Given entries —

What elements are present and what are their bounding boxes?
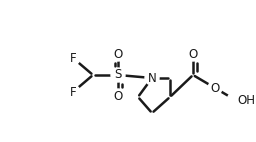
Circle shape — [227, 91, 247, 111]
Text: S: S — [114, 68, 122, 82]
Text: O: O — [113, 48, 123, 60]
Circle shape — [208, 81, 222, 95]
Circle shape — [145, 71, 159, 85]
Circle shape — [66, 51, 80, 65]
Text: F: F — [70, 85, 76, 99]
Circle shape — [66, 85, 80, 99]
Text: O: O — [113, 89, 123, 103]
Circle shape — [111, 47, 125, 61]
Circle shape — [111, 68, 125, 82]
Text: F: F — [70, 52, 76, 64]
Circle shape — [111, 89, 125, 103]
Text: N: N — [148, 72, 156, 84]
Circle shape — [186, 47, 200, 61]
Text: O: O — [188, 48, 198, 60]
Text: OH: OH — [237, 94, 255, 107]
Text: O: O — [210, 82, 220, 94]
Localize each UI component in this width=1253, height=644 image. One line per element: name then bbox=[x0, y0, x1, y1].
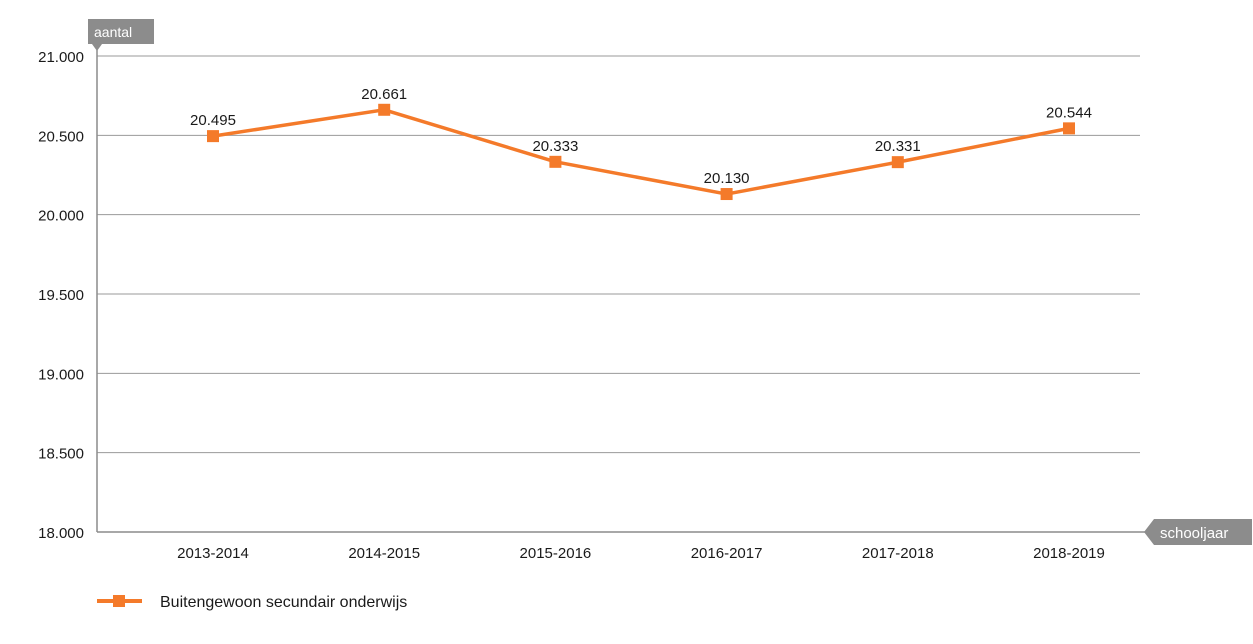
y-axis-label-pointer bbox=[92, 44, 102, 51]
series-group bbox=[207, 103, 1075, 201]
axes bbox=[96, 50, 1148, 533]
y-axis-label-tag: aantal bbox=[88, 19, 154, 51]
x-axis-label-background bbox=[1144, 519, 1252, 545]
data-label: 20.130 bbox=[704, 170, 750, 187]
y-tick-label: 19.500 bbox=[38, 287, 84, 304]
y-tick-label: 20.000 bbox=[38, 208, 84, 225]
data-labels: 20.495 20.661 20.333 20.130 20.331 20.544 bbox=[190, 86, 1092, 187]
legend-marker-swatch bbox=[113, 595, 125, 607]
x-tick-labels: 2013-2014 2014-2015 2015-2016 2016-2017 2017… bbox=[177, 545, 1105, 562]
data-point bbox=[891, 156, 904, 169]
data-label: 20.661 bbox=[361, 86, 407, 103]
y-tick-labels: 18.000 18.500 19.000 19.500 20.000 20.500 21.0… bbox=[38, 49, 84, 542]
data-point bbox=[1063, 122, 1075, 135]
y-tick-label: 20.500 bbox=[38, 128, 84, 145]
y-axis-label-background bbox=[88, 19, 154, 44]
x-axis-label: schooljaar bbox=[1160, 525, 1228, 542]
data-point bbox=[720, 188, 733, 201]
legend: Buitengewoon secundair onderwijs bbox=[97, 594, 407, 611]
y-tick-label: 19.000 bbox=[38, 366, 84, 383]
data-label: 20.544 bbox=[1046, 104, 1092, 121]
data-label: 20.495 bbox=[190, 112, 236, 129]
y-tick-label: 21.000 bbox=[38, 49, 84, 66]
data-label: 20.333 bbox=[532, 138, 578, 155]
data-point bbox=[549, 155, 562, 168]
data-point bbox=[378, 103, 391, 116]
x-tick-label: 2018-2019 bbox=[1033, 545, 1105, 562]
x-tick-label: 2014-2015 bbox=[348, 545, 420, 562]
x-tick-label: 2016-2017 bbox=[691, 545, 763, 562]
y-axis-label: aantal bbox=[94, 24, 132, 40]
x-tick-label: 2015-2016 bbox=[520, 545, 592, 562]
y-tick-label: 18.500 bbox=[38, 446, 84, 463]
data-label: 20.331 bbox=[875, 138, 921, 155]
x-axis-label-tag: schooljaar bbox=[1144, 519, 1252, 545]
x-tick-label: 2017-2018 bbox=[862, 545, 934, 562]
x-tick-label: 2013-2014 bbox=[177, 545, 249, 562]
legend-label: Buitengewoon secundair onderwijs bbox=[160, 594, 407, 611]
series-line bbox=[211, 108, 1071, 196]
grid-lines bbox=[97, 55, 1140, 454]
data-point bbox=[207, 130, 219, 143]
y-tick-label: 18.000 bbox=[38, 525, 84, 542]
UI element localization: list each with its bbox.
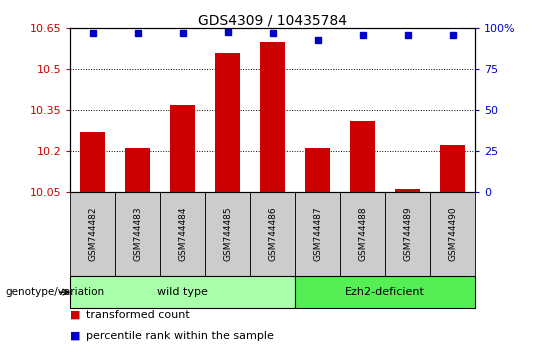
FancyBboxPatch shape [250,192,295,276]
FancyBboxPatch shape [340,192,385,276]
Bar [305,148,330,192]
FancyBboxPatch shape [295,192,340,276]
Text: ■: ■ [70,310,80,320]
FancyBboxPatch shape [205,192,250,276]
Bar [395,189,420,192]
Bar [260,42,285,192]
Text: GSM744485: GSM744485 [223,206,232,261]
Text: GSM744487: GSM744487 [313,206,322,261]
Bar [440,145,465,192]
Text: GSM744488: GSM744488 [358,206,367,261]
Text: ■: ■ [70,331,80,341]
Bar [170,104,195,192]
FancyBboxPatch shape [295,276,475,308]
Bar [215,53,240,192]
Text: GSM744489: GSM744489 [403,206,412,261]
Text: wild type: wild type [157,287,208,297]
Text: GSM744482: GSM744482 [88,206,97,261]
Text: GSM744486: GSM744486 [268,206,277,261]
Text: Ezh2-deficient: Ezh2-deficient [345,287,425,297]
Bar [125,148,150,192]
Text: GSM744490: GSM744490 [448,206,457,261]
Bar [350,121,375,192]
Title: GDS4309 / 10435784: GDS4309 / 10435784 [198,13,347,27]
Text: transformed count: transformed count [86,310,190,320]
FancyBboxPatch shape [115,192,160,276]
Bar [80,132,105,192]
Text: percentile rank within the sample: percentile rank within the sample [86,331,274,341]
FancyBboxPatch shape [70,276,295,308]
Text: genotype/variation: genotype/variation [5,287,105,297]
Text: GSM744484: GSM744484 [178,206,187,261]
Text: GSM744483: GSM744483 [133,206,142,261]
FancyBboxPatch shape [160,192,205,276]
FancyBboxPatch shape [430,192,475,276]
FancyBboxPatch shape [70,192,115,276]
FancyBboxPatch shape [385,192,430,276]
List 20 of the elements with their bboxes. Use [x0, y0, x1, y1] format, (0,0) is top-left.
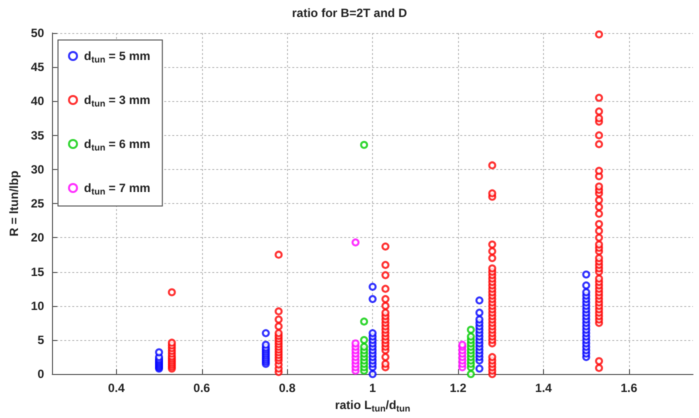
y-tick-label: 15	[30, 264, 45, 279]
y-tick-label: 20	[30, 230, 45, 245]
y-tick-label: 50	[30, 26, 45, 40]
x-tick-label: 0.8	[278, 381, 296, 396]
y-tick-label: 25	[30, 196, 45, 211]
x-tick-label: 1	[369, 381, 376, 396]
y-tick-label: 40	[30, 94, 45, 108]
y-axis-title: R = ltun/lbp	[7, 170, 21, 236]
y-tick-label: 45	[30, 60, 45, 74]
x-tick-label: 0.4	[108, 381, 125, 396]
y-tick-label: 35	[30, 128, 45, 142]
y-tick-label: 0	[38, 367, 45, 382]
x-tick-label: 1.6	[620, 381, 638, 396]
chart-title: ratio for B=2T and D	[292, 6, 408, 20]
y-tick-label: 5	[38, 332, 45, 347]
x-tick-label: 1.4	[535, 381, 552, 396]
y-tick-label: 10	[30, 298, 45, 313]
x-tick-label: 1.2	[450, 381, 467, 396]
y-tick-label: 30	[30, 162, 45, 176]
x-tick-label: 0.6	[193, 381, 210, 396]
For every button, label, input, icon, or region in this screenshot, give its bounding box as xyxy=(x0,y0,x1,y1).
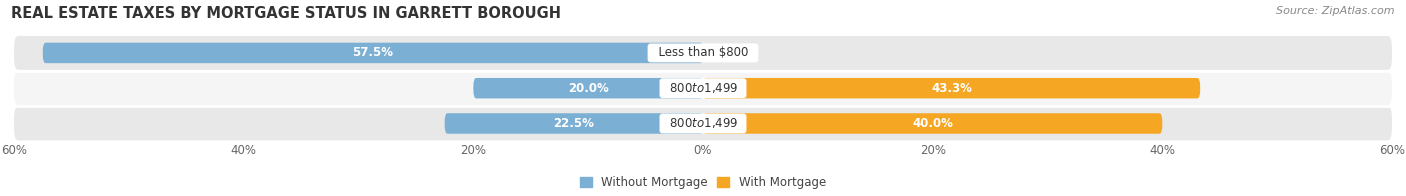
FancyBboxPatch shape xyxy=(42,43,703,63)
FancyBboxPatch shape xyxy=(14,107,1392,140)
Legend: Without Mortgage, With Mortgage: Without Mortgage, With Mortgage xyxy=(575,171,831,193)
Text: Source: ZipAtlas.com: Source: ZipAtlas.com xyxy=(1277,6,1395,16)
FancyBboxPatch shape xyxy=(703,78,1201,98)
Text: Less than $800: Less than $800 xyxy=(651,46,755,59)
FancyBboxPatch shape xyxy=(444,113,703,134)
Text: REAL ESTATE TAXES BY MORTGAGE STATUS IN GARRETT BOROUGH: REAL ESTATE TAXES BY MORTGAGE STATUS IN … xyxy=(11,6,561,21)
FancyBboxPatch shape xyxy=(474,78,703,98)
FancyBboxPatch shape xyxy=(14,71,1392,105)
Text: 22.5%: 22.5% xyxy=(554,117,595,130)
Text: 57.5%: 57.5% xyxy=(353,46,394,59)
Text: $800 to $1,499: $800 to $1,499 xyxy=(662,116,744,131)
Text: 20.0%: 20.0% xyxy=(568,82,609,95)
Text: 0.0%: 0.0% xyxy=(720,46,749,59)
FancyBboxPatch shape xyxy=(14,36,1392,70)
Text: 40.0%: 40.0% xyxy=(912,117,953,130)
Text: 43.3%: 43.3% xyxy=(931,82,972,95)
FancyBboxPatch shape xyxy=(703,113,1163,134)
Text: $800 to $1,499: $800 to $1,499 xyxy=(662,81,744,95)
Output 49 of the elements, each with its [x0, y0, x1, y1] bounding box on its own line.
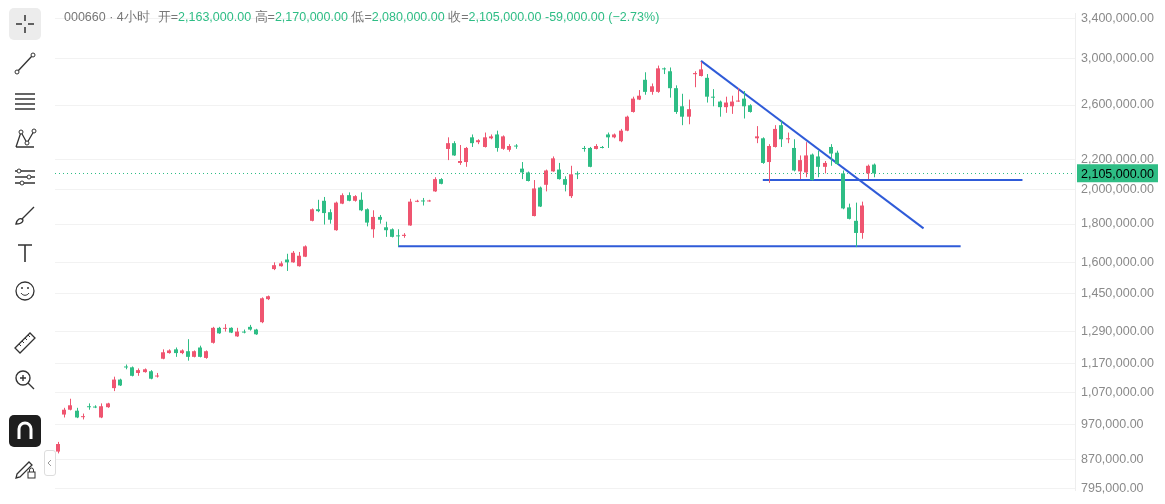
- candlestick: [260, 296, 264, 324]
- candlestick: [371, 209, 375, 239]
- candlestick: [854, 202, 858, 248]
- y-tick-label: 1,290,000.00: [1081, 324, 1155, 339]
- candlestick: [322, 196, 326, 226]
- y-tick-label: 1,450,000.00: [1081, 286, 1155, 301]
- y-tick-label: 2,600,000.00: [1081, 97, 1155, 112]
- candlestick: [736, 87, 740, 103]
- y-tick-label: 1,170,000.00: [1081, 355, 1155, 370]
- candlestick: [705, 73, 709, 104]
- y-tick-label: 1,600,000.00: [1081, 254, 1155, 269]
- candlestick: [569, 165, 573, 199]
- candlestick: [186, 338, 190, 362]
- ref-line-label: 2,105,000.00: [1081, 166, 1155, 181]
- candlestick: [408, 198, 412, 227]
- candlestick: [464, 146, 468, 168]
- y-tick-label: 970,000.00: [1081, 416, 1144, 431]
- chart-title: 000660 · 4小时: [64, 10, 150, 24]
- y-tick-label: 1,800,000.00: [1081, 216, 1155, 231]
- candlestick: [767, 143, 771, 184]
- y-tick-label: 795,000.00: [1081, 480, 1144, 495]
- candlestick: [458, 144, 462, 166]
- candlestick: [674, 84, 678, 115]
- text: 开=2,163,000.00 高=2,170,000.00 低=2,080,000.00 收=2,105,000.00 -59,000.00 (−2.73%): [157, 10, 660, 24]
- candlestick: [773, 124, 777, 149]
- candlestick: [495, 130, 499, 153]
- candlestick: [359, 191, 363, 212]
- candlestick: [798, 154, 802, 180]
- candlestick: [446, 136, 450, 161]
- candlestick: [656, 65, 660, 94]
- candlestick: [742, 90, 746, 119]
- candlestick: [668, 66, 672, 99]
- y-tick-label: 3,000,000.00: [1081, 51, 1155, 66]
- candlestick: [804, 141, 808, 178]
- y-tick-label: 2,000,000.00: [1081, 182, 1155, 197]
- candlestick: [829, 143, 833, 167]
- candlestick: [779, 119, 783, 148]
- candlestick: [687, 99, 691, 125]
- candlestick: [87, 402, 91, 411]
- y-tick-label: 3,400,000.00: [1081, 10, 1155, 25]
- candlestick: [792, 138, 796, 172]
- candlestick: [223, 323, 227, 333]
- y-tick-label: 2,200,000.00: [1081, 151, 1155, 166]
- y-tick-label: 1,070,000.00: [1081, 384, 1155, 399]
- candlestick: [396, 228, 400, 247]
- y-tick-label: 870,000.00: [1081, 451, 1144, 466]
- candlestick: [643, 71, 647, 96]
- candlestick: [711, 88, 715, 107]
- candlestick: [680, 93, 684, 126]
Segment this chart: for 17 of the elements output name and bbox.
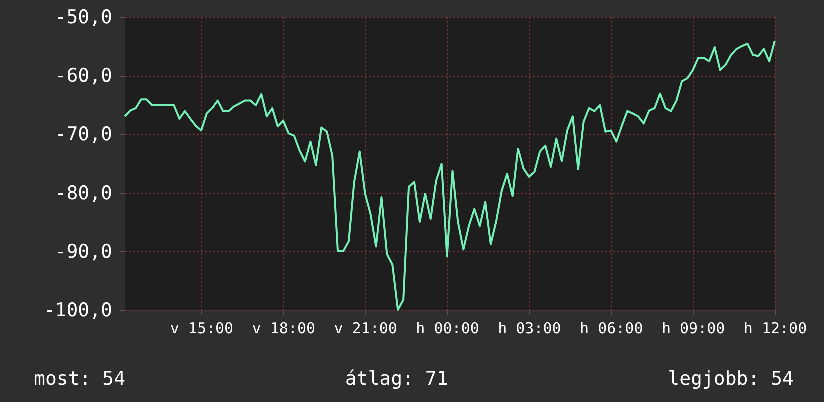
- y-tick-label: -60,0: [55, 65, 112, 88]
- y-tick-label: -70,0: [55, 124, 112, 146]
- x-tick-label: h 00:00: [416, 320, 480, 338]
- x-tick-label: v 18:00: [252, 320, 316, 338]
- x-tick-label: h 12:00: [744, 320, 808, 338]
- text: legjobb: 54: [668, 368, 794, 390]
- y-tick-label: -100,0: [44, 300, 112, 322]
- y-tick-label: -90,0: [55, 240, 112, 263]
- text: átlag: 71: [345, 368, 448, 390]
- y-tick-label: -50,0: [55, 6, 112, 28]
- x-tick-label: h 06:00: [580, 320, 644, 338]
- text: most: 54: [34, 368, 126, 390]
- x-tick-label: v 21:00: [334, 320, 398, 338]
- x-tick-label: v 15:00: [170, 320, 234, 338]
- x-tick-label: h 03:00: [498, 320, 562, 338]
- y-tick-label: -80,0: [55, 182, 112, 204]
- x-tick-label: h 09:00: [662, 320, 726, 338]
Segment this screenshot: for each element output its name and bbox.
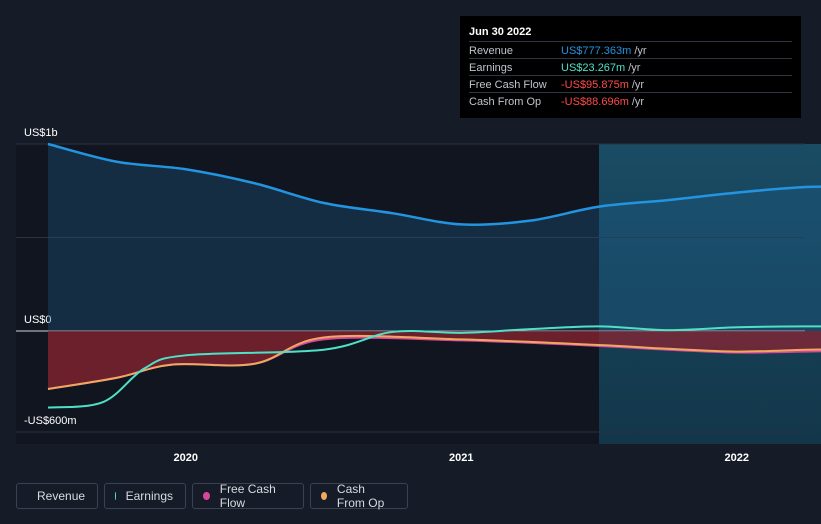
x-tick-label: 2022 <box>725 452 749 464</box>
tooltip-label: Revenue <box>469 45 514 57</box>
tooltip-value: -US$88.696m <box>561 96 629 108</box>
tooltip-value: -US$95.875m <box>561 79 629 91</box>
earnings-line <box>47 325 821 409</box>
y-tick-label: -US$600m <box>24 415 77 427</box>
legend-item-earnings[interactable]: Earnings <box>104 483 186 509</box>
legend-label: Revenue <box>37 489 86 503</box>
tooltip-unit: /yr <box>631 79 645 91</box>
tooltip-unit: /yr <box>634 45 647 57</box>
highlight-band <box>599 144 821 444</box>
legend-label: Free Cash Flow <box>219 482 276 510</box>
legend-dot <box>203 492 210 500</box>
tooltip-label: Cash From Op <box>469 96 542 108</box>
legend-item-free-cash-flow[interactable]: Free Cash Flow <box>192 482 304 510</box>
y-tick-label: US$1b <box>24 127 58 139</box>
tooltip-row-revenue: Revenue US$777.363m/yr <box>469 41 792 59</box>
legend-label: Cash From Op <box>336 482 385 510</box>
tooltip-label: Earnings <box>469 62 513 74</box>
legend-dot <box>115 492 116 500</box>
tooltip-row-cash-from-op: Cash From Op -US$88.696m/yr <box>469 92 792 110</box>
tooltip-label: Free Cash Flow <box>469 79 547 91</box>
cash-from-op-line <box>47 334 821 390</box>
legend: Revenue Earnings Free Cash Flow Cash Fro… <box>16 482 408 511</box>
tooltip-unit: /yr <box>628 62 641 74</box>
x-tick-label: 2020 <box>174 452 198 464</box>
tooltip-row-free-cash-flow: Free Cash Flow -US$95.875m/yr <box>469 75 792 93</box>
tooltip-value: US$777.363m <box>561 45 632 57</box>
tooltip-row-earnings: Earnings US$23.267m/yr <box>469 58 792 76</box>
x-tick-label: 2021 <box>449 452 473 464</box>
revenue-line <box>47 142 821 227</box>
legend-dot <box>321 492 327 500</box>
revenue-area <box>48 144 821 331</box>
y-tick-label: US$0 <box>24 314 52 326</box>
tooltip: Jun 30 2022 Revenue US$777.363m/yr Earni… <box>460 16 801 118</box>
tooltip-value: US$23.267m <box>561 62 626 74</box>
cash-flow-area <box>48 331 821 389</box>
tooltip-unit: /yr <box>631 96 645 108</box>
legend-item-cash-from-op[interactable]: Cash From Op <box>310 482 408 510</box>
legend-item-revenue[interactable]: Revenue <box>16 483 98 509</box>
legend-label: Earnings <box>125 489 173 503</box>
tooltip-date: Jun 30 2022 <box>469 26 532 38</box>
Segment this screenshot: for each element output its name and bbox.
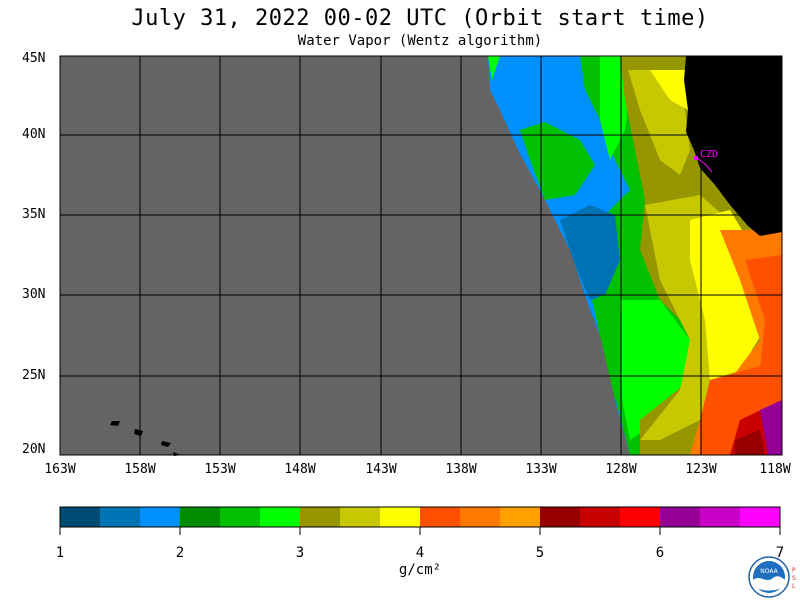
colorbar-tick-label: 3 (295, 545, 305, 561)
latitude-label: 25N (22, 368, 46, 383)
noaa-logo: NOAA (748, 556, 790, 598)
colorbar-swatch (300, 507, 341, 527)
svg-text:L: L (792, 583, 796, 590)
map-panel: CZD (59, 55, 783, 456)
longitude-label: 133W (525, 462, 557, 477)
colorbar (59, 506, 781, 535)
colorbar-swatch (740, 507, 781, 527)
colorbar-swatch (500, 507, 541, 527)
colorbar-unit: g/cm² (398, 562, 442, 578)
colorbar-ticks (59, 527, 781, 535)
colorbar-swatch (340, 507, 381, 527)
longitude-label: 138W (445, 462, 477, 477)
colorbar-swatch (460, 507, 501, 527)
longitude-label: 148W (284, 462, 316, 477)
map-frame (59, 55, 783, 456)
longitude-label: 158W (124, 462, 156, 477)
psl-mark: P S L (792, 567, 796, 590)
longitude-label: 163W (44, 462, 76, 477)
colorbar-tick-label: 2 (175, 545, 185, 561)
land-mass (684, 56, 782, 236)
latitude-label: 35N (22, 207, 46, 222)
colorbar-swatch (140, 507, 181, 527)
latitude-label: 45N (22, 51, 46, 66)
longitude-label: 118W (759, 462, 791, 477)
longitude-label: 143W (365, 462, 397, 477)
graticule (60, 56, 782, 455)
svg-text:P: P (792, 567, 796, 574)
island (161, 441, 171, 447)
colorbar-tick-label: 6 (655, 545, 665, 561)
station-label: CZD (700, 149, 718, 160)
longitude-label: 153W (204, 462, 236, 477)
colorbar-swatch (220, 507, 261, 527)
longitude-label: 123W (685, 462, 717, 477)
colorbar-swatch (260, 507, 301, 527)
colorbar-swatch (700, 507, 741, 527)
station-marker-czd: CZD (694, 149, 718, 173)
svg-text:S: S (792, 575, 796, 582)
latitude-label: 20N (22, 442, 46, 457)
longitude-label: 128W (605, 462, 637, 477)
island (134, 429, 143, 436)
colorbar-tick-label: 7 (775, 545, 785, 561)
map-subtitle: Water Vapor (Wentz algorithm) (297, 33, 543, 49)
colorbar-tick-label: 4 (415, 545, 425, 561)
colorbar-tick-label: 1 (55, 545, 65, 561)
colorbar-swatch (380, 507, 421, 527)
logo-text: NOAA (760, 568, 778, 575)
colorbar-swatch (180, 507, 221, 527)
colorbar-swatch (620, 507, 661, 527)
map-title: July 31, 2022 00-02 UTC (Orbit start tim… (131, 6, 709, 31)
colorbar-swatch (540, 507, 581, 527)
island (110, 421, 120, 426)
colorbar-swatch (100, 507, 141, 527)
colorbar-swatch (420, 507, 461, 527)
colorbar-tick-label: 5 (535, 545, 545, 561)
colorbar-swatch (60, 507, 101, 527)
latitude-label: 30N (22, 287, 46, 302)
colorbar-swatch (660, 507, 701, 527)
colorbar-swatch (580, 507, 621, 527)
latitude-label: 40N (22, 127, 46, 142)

What you have to do — Collect every line from the entries above that contains the word "marker", and copy each one in full.

Task result —
legend-marker-swatch bbox=[113, 595, 125, 607]
station-marker-czd: CZD (694, 149, 718, 173)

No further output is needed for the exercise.